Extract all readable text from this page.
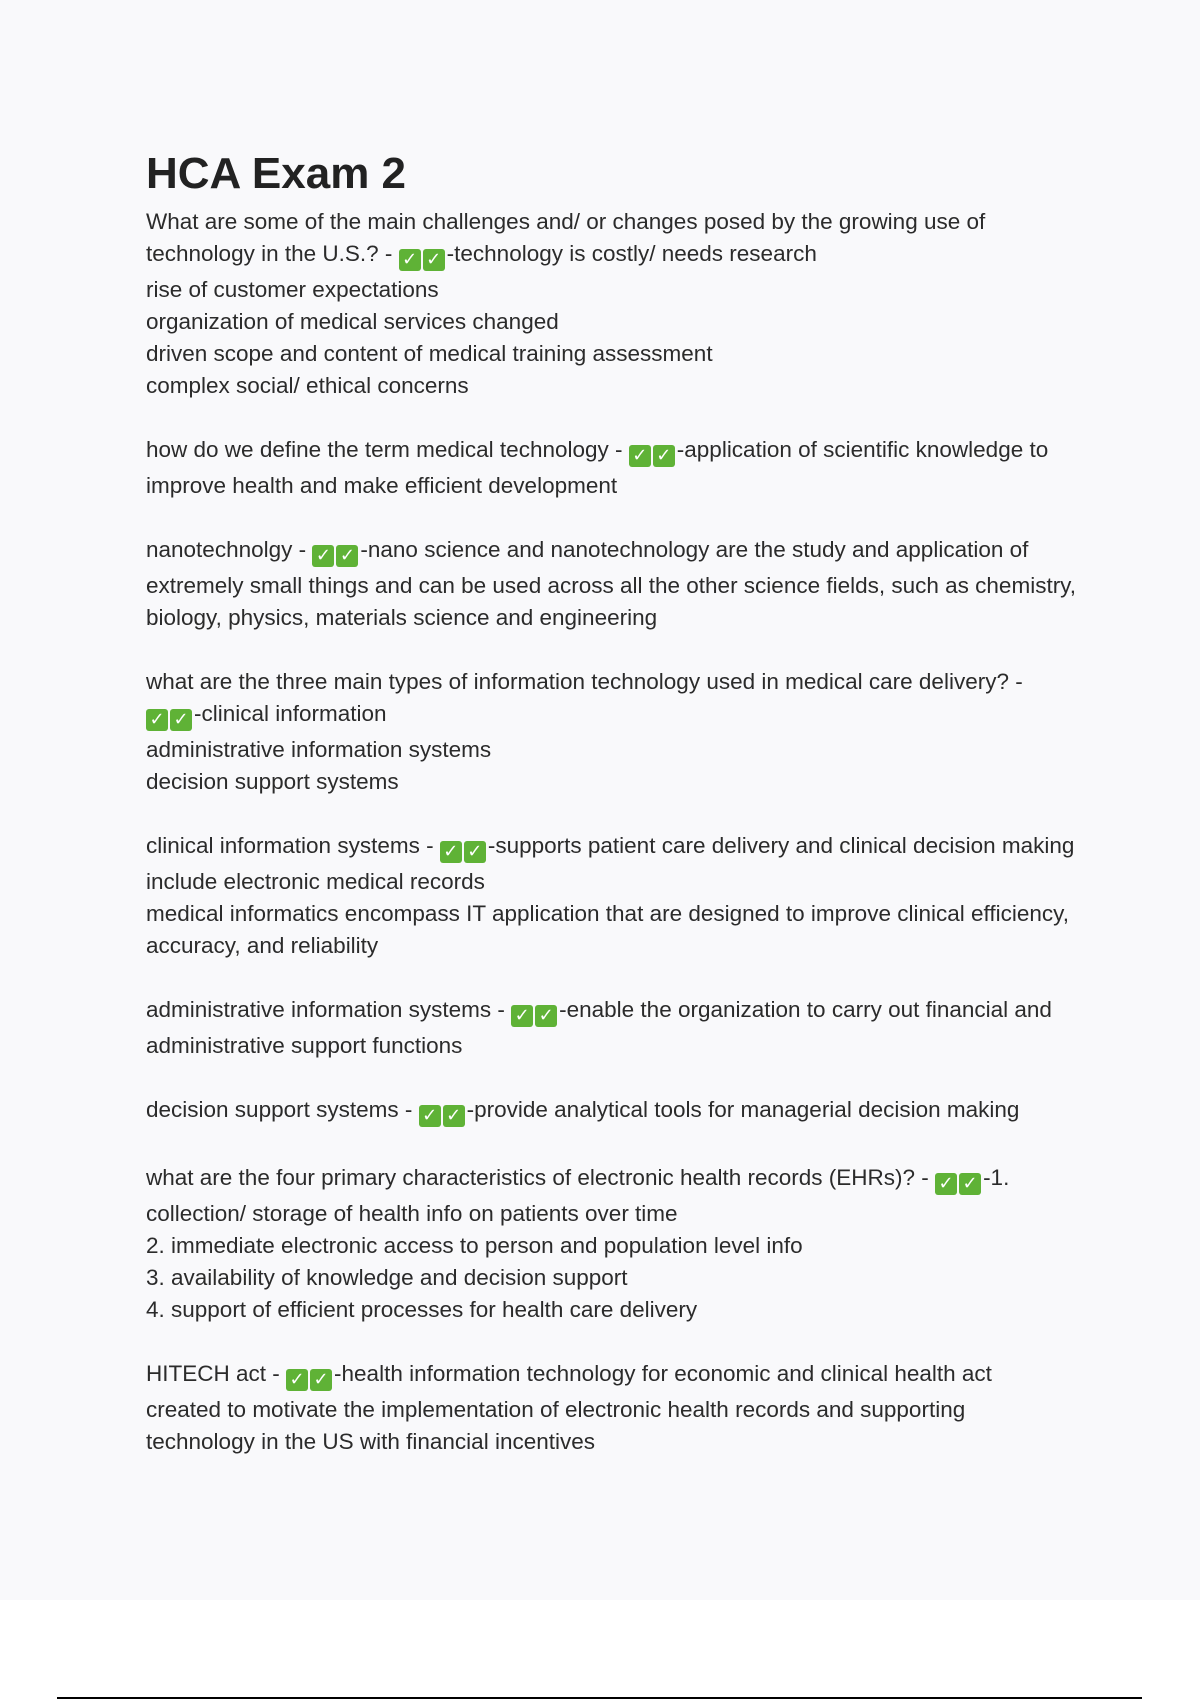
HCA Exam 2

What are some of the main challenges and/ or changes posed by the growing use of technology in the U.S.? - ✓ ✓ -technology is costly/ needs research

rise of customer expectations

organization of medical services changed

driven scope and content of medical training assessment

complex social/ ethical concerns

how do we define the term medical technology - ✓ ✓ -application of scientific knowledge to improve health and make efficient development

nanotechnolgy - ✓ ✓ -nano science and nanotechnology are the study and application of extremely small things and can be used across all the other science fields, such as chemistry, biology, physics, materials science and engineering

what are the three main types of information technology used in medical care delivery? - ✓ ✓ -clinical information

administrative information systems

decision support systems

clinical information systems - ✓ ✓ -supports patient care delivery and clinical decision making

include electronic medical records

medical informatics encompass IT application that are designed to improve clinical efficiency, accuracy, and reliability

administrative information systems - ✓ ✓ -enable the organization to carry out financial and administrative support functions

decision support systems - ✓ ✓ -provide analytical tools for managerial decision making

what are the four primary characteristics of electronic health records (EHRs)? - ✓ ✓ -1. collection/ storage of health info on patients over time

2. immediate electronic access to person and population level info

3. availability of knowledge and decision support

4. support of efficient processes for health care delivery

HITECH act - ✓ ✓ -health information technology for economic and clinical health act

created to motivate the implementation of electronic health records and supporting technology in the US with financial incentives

### Prompt
Give the number of lines in the listing above that contain the word "clinical", with no other text.

### Your response
4